EXERCISE GOAL:
Gather all lines with "письмо" from the records.

SOURCE DATA:
----
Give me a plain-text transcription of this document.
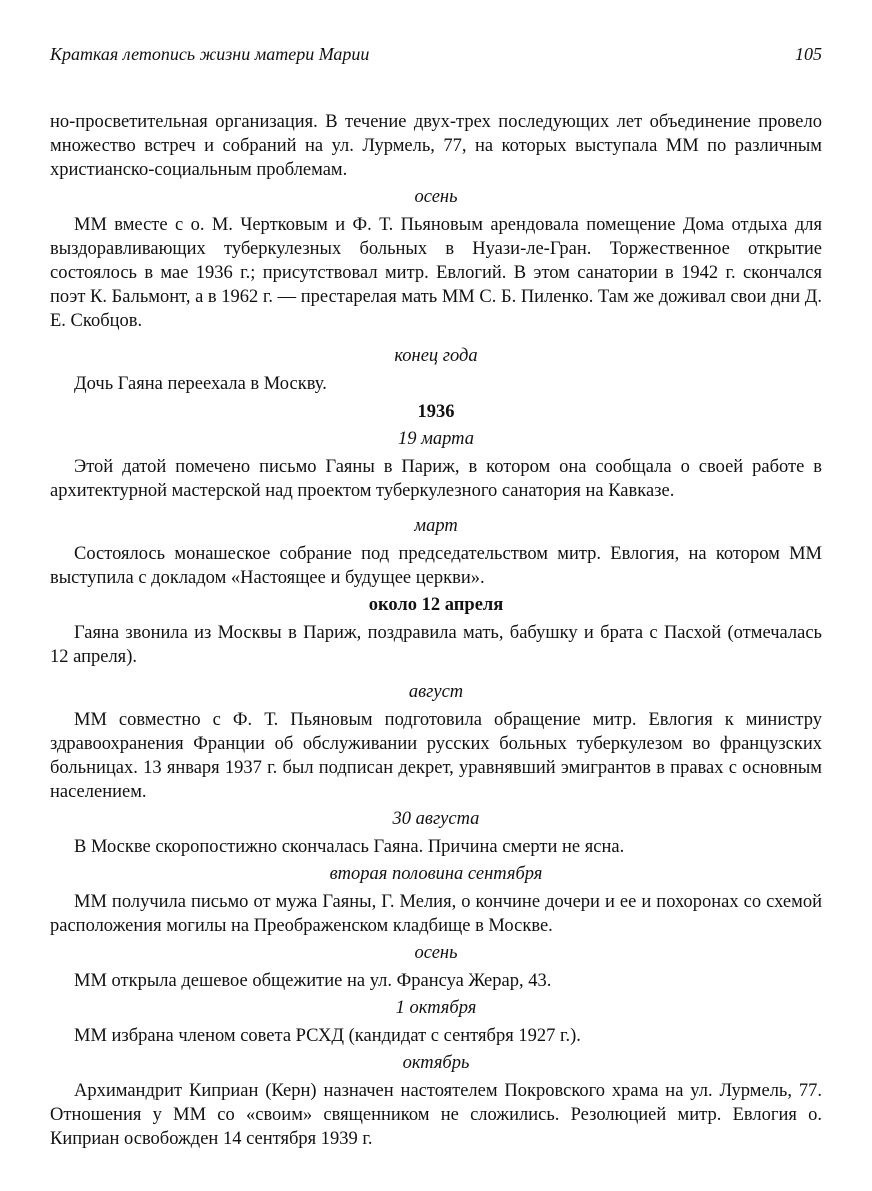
Краткая летопись жизни матери Марии	105

но-просветительная организация. В течение двух-трех последующих лет объединение провело множество встреч и собраний на ул. Лурмель, 77, на которых выступала ММ по различным христианско-социальным проблемам.

осень

ММ вместе с о. М. Чертковым и Ф. Т. Пьяновым арендовала помещение Дома отдыха для выздоравливающих туберкулезных больных в Нуази-ле-Гран. Торжественное открытие состоялось в мае 1936 г.; присутствовал митр. Евлогий. В этом санатории в 1942 г. скончался поэт К. Бальмонт, а в 1962 г. — престарелая мать ММ С. Б. Пиленко. Там же доживал свои дни Д. Е. Скобцов.

конец года

Дочь Гаяна переехала в Москву.

1936
19 марта

Этой датой помечено письмо Гаяны в Париж, в котором она сообщала о своей работе в архитектурной мастерской над проектом туберкулезного санатория на Кавказе.

март

Состоялось монашеское собрание под председательством митр. Евлогия, на котором ММ выступила с докладом «Настоящее и будущее церкви».

около 12 апреля

Гаяна звонила из Москвы в Париж, поздравила мать, бабушку и брата с Пасхой (отмечалась 12 апреля).

август

ММ совместно с Ф. Т. Пьяновым подготовила обращение митр. Евлогия к министру здравоохранения Франции об обслуживании русских больных туберкулезом во французских больницах. 13 января 1937 г. был подписан декрет, уравнявший эмигрантов в правах с основным населением.

30 августа

В Москве скоропостижно скончалась Гаяна. Причина смерти не ясна.

вторая половина сентября

ММ получила письмо от мужа Гаяны, Г. Мелия, о кончине дочери и ее и похоронах со схемой расположения могилы на Преображенском кладбище в Москве.

осень

ММ открыла дешевое общежитие на ул. Франсуа Жерар, 43.

1 октября

ММ избрана членом совета РСХД (кандидат с сентября 1927 г.).

октябрь

Архимандрит Киприан (Керн) назначен настоятелем Покровского храма на ул. Лурмель, 77. Отношения у ММ со «своим» священником не сложились. Резолюцией митр. Евлогия о. Киприан освобожден 14 сентября 1939 г.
----
SOLUTION:
Этой датой помечено письмо Гаяны в Париж, в котором она сообщала о своей работе в архитектурной мастерской над проектом туберкулезного санатория на Кавказе.
ММ получила письмо от мужа Гаяны, Г. Мелия, о кончине дочери и ее и похоронах со схемой расположения могилы на Преображенском кладбище в Москве.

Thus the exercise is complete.